[Start of EXERCISE INPUTS]
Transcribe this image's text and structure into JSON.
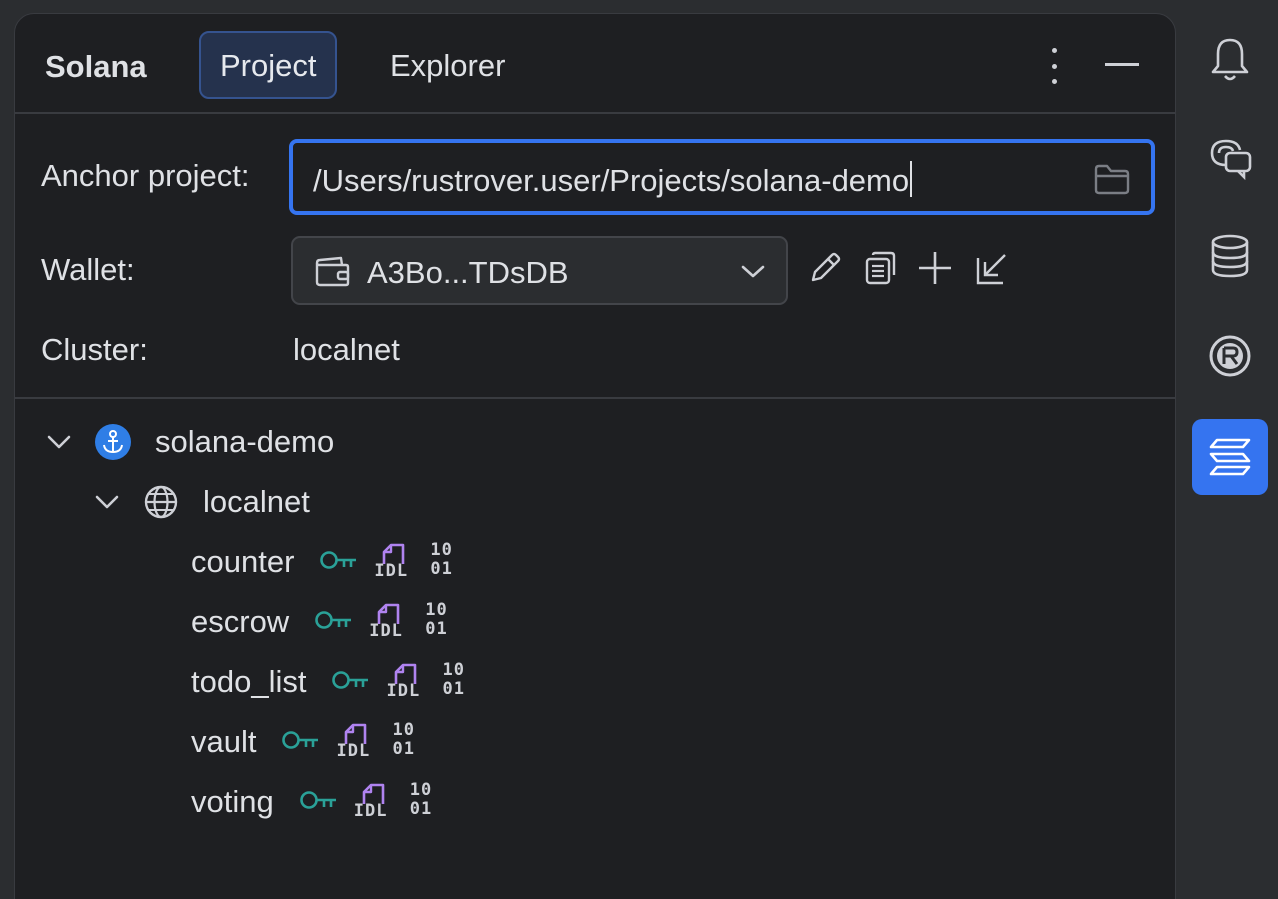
{
  "header": {
    "title": "Solana",
    "tabs": [
      {
        "label": "Project",
        "active": true
      },
      {
        "label": "Explorer",
        "active": false
      }
    ],
    "menu_icon": "kebab-menu-icon",
    "minimize_icon": "minimize-icon"
  },
  "form": {
    "anchor_label": "Anchor project:",
    "anchor_value": "/Users/rustrover.user/Projects/solana-demo",
    "wallet_label": "Wallet:",
    "wallet_value": "A3Bo...TDsDB",
    "cluster_label": "Cluster:",
    "cluster_value": "localnet"
  },
  "tree": {
    "project": "solana-demo",
    "cluster": "localnet",
    "programs": [
      {
        "name": "counter"
      },
      {
        "name": "escrow"
      },
      {
        "name": "todo_list"
      },
      {
        "name": "vault"
      },
      {
        "name": "voting"
      }
    ],
    "idl_label": "IDL",
    "binary_top": "10",
    "binary_bottom": "01"
  },
  "colors": {
    "accent": "#3574f0",
    "key": "#2aa198",
    "idl": "#b083f0",
    "anchor_badge": "#2f7ee6"
  },
  "sidebar_icons": [
    "bell-icon",
    "ai-chat-icon",
    "database-icon",
    "rust-icon",
    "solana-icon"
  ]
}
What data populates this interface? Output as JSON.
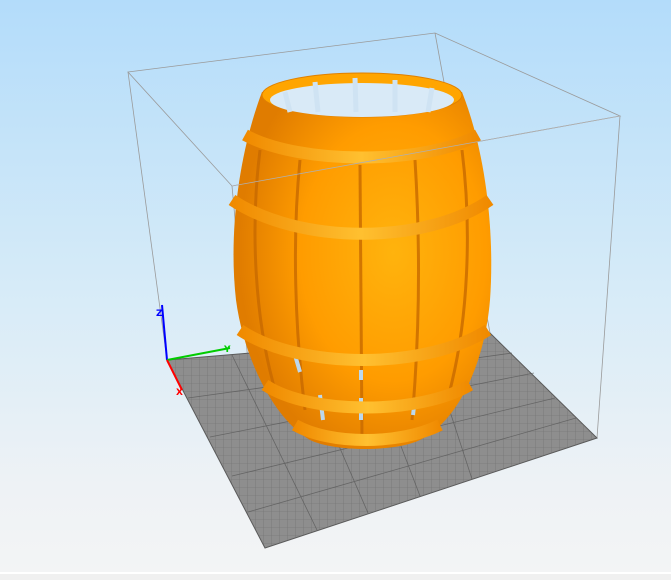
{
  "viewer": {
    "model_color": "#ff9c00",
    "plate_color": "#8e8e8e",
    "axes": {
      "x_label": "X",
      "y_label": "Y",
      "z_label": "Z",
      "x_color": "#ff0000",
      "y_color": "#00cc00",
      "z_color": "#0000ff"
    }
  }
}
[End of EXERCISE INPUTS]
* [EXERCISE REQUIREMENTS]:
Pick out the lines above that hold the string "demo" and show them.

* [EXERCISE OUTPUT]:
    "anchor_value": "/Users/rustrover.user/Projects/solana-demo",
    "project": "solana-demo",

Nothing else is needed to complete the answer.